## Work to do
Below are some records; work out how many of their lines contain "Linhas" and give the number only.

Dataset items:
***
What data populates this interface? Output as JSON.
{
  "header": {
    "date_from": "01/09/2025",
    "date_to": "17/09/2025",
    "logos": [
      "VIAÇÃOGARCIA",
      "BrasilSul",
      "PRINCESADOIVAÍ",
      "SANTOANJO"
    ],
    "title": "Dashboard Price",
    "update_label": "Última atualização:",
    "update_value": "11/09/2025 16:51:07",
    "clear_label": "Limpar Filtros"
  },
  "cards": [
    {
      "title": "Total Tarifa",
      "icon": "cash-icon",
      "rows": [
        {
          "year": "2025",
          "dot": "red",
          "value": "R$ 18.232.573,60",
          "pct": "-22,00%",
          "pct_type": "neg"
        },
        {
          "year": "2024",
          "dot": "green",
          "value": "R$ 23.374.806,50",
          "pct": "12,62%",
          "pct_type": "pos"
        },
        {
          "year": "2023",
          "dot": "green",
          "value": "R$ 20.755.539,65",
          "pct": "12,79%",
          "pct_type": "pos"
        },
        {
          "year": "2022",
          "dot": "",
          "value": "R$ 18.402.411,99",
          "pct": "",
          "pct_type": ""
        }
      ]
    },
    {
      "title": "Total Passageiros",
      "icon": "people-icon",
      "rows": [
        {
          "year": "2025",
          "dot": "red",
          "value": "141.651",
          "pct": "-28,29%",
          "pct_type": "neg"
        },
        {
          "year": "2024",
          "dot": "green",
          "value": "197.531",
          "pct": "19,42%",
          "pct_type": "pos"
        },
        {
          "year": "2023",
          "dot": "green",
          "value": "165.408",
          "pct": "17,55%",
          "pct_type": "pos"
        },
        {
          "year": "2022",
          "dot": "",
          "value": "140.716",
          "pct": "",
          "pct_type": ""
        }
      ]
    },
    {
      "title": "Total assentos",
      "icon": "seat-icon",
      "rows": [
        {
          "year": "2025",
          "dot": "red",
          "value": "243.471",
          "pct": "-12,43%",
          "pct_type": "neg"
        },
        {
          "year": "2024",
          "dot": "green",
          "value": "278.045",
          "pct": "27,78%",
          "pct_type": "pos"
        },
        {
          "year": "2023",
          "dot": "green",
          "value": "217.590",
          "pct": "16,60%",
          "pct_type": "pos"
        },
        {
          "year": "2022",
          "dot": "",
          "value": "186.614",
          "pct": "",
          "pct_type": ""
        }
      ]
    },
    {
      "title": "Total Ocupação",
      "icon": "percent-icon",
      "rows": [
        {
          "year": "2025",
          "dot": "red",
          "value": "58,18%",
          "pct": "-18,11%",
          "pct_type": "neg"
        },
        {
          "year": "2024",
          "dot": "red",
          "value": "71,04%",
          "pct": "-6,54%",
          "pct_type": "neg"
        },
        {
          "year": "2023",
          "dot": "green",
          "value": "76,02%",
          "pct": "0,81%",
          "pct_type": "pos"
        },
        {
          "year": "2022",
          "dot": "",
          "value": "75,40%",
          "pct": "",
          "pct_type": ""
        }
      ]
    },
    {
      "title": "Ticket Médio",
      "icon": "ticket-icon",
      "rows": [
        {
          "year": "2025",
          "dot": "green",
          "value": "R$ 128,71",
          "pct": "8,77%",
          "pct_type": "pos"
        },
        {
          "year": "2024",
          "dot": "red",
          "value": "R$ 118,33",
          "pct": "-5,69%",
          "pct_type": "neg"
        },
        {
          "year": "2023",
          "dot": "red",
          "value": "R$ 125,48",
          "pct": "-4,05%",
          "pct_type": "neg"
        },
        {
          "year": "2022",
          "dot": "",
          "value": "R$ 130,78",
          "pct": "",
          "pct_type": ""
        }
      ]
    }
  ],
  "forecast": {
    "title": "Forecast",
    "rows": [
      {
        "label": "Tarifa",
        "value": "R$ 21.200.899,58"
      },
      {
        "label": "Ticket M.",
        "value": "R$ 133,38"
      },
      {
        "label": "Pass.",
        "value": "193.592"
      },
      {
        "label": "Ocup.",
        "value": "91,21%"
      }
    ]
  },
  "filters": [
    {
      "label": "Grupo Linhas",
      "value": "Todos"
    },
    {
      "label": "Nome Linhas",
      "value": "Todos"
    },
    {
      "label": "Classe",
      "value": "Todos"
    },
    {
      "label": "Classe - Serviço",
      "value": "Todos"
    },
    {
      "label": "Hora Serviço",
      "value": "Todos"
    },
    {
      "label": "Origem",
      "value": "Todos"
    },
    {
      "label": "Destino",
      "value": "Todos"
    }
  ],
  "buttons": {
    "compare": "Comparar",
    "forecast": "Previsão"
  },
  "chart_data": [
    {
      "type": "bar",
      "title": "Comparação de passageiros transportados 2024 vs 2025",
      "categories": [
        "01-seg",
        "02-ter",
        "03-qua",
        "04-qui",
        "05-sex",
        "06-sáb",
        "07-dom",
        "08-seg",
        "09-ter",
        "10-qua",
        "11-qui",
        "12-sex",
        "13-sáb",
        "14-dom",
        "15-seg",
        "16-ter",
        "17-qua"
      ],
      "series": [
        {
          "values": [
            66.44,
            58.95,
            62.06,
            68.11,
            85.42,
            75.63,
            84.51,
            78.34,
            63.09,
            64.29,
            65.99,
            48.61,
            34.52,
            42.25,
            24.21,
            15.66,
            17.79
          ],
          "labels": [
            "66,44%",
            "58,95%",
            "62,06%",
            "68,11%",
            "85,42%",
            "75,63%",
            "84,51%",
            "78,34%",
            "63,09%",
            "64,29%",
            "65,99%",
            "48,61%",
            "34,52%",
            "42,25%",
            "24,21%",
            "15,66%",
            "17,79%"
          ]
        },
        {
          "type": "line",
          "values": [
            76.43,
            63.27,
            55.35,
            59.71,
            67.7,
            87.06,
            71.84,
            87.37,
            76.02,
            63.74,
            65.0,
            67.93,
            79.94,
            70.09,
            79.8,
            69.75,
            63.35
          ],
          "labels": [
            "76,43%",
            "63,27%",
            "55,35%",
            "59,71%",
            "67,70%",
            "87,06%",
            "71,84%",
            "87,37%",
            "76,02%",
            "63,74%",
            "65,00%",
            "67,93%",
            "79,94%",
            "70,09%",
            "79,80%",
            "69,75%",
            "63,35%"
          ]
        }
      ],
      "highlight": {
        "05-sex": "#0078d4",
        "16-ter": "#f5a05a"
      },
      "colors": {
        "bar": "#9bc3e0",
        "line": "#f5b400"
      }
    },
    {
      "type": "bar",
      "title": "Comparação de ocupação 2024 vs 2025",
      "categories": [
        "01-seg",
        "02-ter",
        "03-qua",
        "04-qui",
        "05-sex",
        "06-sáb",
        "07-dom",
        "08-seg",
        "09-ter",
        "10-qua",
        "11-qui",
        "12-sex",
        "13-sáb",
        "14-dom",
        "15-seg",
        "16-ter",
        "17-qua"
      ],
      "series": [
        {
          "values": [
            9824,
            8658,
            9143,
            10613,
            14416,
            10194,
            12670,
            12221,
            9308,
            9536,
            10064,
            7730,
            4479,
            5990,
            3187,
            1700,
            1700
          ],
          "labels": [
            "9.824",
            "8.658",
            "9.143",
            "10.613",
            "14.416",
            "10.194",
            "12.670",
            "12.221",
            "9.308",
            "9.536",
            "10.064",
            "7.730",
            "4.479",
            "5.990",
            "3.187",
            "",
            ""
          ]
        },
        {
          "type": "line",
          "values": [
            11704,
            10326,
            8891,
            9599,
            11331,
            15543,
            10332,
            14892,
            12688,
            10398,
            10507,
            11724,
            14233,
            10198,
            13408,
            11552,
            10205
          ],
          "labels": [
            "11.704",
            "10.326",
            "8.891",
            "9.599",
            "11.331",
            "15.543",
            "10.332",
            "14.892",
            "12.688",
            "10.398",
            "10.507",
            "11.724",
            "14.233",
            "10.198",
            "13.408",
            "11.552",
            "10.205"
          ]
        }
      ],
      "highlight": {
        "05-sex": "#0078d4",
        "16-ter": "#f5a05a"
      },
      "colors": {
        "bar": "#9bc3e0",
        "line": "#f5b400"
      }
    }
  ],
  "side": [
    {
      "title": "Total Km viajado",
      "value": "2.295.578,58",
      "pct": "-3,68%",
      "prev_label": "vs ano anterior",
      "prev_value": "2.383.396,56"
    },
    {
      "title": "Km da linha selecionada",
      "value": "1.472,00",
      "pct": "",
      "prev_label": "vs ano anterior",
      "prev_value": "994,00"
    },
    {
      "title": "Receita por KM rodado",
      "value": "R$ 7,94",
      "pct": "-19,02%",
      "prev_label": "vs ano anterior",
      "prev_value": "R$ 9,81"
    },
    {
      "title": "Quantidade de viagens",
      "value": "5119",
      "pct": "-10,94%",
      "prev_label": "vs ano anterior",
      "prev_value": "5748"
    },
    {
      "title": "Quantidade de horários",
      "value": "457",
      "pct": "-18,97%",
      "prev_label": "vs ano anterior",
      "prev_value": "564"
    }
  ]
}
***
## Answer for the task
2